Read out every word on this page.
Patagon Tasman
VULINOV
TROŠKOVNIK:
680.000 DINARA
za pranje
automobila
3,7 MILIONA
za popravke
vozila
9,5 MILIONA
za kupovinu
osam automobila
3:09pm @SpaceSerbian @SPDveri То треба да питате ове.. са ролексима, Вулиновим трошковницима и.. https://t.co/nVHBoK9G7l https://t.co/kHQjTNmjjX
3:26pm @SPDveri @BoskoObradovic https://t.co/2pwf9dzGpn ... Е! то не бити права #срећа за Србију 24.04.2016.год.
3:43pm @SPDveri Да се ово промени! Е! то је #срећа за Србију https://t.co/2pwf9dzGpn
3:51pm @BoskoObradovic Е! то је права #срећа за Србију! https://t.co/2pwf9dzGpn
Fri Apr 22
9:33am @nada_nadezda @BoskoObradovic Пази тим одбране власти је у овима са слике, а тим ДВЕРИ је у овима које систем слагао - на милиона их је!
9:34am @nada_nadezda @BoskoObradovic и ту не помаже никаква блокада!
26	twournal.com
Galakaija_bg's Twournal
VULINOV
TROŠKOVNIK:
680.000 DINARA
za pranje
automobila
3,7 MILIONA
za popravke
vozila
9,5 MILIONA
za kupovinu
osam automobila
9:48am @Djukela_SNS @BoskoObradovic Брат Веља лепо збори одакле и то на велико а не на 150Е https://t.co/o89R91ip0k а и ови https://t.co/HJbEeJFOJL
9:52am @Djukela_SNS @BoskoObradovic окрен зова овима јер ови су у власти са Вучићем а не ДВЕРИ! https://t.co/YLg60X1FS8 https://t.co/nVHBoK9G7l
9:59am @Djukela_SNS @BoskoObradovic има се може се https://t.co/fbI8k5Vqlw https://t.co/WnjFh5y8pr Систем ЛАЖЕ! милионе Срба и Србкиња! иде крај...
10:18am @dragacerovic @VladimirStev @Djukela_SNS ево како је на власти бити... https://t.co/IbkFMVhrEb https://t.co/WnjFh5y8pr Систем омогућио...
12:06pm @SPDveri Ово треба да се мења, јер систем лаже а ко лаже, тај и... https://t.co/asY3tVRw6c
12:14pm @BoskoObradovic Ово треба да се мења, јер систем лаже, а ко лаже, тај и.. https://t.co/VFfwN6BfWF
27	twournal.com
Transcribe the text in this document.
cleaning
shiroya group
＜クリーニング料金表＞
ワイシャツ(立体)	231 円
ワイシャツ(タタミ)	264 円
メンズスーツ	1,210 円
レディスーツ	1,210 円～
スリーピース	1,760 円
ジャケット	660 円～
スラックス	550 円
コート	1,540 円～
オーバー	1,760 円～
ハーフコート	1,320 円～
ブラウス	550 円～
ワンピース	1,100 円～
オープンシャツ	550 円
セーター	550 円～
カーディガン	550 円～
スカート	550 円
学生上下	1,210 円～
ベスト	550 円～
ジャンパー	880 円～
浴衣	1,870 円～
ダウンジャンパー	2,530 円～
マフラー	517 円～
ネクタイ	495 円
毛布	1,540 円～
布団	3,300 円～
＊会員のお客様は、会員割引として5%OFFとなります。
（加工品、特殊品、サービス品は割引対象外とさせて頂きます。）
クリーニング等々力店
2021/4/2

• [AIM]
Extract the whole listing, character for character.

• [RESPONSE BELOW]
Read out every word on this page.
Patagon Tasman
VULINOV
TROŠKOVNIK:
680.000 DINARA
za pranje
automobila
3,7 MILIONA
za popravke
vozila
9,5 MILIONA
za kupovinu
osam automobila
3:09pm @SpaceSerbian @SPDveri То треба да питате ове.. са ролексима, Вулиновим трошковницима и.. https://t.co/nVHBoK9G7l https://t.co/kHQjTNmjjX
3:26pm @SPDveri @BoskoObradovic https://t.co/2pwf9dzGpn ... Е! то не бити права #срећа за Србију 24.04.2016.год.
3:43pm @SPDveri Да се ово промени! Е! то је #срећа за Србију https://t.co/2pwf9dzGpn
3:51pm @BoskoObradovic Е! то је права #срећа за Србију! https://t.co/2pwf9dzGpn
Fri Apr 22
9:33am @nada_nadezda @BoskoObradovic Пази тим одбране власти је у овима са слике, а тим ДВЕРИ је у овима које систем слагао - на милиона их је!
9:34am @nada_nadezda @BoskoObradovic и ту не помаже никаква блокада!
26	twournal.com
Galakaija_bg's Twournal
VULINOV
TROŠKOVNIK:
680.000 DINARA
za pranje
automobila
3,7 MILIONA
za popravke
vozila
9,5 MILIONA
za kupovinu
osam automobila
9:48am @Djukela_SNS @BoskoObradovic Брат Веља лепо збори одакле и то на велико а не на 150Е https://t.co/o89R91ip0k а и ови https://t.co/HJbEeJFOJL
9:52am @Djukela_SNS @BoskoObradovic окрен зова овима јер ови су у власти са Вучићем а не ДВЕРИ! https://t.co/YLg60X1FS8 https://t.co/nVHBoK9G7l
9:59am @Djukela_SNS @BoskoObradovic има се може се https://t.co/fbI8k5Vqlw https://t.co/WnjFh5y8pr Систем ЛАЖЕ! милионе Срба и Србкиња! иде крај...
10:18am @dragacerovic @VladimirStev @Djukela_SNS ево како је на власти бити... https://t.co/IbkFMVhrEb https://t.co/WnjFh5y8pr Систем омогућио...
12:06pm @SPDveri Ово треба да се мења, јер систем лаже а ко лаже, тај и... https://t.co/asY3tVRw6c
12:14pm @BoskoObradovic Ово треба да се мења, јер систем лаже, а ко лаже, тај и.. https://t.co/VFfwN6BfWF
27	twournal.com
Transcribe the text in this document.
cleaning
shiroya group
＜クリーニング料金表＞
ワイシャツ(立体)	231 円
ワイシャツ(タタミ)	264 円
メンズスーツ	1,210 円
レディスーツ	1,210 円～
スリーピース	1,760 円
ジャケット	660 円～
スラックス	550 円
コート	1,540 円～
オーバー	1,760 円～
ハーフコート	1,320 円～
ブラウス	550 円～
ワンピース	1,100 円～
オープンシャツ	550 円
セーター	550 円～
カーディガン	550 円～
スカート	550 円
学生上下	1,210 円～
ベスト	550 円～
ジャンパー	880 円～
浴衣	1,870 円～
ダウンジャンパー	2,530 円～
マフラー	517 円～
ネクタイ	495 円
毛布	1,540 円～
布団	3,300 円～
＊会員のお客様は、会員割引として5%OFFとなります。
（加工品、特殊品、サービス品は割引対象外とさせて頂きます。）
クリーニング等々力店
2021/4/2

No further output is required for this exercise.